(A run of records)
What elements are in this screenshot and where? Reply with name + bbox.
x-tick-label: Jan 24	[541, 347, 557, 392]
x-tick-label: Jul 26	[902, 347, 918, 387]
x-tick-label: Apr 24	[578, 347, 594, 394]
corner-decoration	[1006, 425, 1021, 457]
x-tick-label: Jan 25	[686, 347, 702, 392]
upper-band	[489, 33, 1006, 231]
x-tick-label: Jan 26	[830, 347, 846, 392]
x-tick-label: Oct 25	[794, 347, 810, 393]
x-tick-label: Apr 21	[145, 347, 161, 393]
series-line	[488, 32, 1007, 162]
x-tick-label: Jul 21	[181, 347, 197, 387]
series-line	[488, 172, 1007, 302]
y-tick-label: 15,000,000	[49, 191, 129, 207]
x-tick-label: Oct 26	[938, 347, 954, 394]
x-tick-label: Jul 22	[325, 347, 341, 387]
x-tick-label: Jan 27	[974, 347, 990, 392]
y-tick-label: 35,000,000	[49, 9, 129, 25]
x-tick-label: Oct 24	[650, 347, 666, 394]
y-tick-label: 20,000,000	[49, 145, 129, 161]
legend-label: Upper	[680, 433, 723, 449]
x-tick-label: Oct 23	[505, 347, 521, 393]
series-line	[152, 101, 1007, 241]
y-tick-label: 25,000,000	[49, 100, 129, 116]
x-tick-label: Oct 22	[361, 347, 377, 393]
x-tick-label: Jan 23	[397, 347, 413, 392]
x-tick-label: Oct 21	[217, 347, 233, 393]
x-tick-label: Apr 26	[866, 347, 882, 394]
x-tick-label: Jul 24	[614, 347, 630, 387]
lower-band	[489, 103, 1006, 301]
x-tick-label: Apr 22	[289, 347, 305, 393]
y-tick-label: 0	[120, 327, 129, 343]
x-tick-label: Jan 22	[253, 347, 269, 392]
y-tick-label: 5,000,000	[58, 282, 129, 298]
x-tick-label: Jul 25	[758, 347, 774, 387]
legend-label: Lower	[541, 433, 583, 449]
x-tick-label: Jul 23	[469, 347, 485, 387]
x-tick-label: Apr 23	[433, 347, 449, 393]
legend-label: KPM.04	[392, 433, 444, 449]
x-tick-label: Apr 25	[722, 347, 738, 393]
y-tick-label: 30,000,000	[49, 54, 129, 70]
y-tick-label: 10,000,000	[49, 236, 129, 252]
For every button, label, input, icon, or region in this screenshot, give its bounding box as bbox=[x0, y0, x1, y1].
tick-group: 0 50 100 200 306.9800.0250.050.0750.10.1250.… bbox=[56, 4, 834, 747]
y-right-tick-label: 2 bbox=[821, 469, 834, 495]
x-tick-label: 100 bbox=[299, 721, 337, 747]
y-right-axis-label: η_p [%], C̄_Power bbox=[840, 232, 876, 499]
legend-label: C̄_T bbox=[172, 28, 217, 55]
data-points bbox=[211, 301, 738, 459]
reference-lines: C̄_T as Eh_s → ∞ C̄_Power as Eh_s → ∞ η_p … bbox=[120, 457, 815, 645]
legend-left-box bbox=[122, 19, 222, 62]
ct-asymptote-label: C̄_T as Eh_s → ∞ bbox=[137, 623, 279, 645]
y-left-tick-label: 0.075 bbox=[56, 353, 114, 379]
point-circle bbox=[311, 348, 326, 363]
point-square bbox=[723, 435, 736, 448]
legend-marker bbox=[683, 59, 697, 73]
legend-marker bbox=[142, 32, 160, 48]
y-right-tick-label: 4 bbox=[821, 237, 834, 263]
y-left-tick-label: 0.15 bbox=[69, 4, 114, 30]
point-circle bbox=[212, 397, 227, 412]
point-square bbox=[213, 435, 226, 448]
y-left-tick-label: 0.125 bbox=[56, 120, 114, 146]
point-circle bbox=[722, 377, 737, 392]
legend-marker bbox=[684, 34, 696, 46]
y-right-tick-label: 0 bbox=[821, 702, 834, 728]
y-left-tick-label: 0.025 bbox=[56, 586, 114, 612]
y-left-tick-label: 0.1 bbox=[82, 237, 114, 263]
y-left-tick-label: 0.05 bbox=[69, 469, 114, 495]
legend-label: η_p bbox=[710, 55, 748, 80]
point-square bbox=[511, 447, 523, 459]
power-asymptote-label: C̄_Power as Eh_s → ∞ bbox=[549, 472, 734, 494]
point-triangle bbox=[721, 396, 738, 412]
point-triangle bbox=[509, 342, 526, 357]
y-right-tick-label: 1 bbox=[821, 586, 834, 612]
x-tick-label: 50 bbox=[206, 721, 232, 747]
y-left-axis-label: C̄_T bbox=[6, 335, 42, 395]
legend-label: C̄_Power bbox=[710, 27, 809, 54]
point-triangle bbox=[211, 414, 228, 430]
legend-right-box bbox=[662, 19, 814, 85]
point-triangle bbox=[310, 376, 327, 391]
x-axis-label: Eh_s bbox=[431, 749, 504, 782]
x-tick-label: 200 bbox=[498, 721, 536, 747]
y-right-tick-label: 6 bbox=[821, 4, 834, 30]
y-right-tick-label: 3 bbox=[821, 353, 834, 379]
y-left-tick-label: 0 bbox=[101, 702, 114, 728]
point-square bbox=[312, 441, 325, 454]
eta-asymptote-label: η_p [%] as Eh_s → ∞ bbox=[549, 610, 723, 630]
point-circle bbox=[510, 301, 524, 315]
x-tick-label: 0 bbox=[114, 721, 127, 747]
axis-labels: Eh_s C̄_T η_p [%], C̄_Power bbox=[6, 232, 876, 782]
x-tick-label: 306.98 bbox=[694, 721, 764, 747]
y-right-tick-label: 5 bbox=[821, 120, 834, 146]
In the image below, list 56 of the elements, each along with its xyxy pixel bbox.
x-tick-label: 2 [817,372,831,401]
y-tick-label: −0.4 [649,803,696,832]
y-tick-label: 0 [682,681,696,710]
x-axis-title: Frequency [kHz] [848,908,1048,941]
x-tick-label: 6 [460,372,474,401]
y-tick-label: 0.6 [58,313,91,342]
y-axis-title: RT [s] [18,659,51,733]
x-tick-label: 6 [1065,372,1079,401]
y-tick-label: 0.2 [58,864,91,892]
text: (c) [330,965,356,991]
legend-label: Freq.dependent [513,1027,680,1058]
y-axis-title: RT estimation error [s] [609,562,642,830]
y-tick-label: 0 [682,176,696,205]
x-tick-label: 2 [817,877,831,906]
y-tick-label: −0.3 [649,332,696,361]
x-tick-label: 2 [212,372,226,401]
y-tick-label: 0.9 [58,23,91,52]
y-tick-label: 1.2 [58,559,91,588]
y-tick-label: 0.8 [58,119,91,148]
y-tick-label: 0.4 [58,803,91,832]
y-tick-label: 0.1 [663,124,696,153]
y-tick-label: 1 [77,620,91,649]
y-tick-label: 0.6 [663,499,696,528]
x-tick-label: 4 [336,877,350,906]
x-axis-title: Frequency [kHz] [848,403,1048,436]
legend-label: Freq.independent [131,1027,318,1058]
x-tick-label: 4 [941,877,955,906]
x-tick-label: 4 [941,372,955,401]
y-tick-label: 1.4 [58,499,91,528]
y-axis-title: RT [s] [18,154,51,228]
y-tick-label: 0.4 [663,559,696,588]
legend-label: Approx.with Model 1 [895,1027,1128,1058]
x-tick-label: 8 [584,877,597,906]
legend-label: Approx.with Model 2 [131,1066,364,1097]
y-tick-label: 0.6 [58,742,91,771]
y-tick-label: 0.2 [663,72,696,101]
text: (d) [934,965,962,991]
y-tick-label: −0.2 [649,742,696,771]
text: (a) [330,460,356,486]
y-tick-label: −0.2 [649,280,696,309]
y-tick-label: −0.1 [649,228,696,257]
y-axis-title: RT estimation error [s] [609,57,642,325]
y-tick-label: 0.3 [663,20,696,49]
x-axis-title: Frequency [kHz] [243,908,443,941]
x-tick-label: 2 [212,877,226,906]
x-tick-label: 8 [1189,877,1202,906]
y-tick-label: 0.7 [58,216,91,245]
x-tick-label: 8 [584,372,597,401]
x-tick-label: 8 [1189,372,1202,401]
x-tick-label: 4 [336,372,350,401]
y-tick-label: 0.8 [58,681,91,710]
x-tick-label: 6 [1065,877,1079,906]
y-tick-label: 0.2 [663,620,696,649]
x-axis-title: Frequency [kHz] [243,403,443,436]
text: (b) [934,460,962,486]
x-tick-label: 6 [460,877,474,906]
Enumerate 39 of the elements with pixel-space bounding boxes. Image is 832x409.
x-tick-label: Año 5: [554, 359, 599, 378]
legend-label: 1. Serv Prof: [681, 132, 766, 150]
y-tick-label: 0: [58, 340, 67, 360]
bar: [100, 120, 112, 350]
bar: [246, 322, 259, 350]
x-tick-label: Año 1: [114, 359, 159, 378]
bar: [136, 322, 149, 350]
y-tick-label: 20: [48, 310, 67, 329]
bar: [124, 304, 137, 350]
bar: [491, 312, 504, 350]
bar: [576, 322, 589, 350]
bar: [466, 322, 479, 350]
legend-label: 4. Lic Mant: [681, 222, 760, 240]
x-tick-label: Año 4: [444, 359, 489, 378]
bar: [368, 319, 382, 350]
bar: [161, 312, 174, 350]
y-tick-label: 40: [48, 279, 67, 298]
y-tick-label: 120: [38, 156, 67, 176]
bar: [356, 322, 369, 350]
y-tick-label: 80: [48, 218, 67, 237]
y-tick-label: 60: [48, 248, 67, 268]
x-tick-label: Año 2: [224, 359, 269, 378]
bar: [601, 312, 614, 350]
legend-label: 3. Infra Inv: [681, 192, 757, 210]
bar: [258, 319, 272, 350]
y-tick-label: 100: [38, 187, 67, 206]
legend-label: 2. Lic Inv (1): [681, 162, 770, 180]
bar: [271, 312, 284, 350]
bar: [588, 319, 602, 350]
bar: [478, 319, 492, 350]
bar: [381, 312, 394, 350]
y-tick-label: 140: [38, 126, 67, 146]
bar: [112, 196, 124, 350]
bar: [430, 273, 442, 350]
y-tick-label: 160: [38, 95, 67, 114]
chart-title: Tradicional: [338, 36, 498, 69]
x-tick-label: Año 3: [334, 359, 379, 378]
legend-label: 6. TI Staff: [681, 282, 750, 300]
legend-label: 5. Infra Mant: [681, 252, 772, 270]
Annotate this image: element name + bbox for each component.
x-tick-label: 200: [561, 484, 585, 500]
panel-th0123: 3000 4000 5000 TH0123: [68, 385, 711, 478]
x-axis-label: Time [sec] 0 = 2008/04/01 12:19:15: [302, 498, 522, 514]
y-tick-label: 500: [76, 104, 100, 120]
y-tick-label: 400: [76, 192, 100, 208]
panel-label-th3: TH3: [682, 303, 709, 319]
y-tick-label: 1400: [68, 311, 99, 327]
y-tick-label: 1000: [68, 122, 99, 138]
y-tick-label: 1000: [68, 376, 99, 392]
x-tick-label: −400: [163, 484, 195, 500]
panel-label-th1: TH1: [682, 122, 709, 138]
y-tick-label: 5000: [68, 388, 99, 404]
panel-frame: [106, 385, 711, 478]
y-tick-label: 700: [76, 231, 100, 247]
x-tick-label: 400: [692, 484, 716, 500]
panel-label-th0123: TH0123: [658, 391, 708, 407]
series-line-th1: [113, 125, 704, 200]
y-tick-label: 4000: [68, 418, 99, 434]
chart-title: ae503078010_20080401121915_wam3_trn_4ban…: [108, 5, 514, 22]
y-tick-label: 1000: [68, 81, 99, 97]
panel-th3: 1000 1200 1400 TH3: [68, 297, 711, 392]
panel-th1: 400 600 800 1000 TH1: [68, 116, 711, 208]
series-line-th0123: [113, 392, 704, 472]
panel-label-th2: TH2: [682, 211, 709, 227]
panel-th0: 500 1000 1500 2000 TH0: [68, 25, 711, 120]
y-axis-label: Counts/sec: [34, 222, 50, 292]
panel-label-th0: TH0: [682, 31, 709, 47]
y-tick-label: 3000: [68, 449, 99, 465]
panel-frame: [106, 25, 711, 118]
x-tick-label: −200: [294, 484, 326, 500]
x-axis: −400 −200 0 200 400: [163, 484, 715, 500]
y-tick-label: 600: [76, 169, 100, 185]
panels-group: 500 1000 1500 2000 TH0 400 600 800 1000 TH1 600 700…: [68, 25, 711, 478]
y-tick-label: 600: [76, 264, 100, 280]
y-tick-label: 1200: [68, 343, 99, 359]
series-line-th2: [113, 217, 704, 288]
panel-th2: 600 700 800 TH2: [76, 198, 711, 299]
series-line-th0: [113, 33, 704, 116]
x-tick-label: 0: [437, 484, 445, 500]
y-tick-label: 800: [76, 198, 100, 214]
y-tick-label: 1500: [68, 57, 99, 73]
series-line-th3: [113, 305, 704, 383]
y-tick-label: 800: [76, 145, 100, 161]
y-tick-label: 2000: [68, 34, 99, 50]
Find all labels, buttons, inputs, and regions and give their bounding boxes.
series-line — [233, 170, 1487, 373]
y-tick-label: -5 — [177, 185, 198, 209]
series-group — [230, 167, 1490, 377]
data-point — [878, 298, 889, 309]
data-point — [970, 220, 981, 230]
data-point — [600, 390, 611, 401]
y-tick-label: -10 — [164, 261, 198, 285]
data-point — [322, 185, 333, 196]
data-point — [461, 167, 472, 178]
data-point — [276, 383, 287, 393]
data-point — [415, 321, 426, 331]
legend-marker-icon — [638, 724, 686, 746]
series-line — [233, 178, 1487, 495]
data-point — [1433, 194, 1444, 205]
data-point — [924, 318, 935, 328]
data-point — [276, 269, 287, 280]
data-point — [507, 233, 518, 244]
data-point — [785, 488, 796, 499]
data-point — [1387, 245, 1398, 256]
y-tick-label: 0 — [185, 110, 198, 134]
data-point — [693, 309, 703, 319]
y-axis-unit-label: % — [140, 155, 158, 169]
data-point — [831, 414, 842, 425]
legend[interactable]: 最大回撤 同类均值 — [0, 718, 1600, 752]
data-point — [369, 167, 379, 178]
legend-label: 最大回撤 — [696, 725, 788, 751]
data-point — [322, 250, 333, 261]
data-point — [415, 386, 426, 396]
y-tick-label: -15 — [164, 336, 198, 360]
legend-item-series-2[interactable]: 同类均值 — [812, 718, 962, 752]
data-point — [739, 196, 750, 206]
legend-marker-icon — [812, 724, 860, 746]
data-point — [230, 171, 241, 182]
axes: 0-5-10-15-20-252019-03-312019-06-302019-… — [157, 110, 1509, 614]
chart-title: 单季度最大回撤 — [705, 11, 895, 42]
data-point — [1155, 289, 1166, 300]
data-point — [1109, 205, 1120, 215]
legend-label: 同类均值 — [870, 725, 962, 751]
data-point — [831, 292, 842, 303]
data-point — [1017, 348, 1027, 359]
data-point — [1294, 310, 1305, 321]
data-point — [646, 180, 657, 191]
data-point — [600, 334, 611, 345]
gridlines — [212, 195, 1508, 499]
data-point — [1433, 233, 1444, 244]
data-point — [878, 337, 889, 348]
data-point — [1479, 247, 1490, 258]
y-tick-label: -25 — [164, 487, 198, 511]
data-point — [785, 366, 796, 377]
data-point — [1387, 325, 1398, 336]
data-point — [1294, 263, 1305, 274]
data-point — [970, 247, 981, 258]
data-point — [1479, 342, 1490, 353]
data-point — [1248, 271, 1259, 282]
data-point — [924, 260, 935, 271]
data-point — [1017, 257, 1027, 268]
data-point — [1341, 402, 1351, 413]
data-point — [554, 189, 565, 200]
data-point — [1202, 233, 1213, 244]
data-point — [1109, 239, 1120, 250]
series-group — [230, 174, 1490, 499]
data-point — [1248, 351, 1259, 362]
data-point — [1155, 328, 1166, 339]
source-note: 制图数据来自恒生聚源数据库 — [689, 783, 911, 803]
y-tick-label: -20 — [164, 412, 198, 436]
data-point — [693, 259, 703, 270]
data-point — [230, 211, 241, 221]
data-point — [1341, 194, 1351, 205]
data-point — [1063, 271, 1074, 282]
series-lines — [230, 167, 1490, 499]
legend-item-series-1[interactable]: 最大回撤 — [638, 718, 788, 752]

**PROBLEM DETAILS**
Return the lines from the start of the records through the line that contains "433, 444, 449]", reproducing them without any change.

**EXERCISE RESULT**
What elements are in this screenshot and where? Reply with name + bbox.
x-tick-label: Jan 24	[541, 347, 557, 392]
x-tick-label: Jul 26	[902, 347, 918, 387]
x-tick-label: Apr 24	[578, 347, 594, 394]
corner-decoration	[1006, 425, 1021, 457]
x-tick-label: Jan 25	[686, 347, 702, 392]
upper-band	[489, 33, 1006, 231]
x-tick-label: Jan 26	[830, 347, 846, 392]
x-tick-label: Oct 25	[794, 347, 810, 393]
x-tick-label: Apr 21	[145, 347, 161, 393]
series-line	[488, 32, 1007, 162]
x-tick-label: Jul 21	[181, 347, 197, 387]
series-line	[488, 172, 1007, 302]
y-tick-label: 15,000,000	[49, 191, 129, 207]
x-tick-label: Oct 26	[938, 347, 954, 394]
x-tick-label: Jul 22	[325, 347, 341, 387]
x-tick-label: Jan 27	[974, 347, 990, 392]
y-tick-label: 35,000,000	[49, 9, 129, 25]
x-tick-label: Oct 24	[650, 347, 666, 394]
y-tick-label: 20,000,000	[49, 145, 129, 161]
legend-label: Upper	[680, 433, 723, 449]
x-tick-label: Oct 23	[505, 347, 521, 393]
series-line	[152, 101, 1007, 241]
y-tick-label: 25,000,000	[49, 100, 129, 116]
x-tick-label: Oct 22	[361, 347, 377, 393]
x-tick-label: Jan 23	[397, 347, 413, 392]
x-tick-label: Oct 21	[217, 347, 233, 393]
x-tick-label: Apr 26	[866, 347, 882, 394]
x-tick-label: Jul 24	[614, 347, 630, 387]
lower-band	[489, 103, 1006, 301]
x-tick-label: Apr 22	[289, 347, 305, 393]
y-tick-label: 0	[120, 327, 129, 343]
x-tick-label: Jan 22	[253, 347, 269, 392]
y-tick-label: 5,000,000	[58, 282, 129, 298]
x-tick-label: Jul 25	[758, 347, 774, 387]
legend-label: Lower	[541, 433, 583, 449]
x-tick-label: Jul 23	[469, 347, 485, 387]
x-tick-label: Apr 23	[433, 347, 449, 393]
legend-label: KPM.04	[392, 433, 444, 449]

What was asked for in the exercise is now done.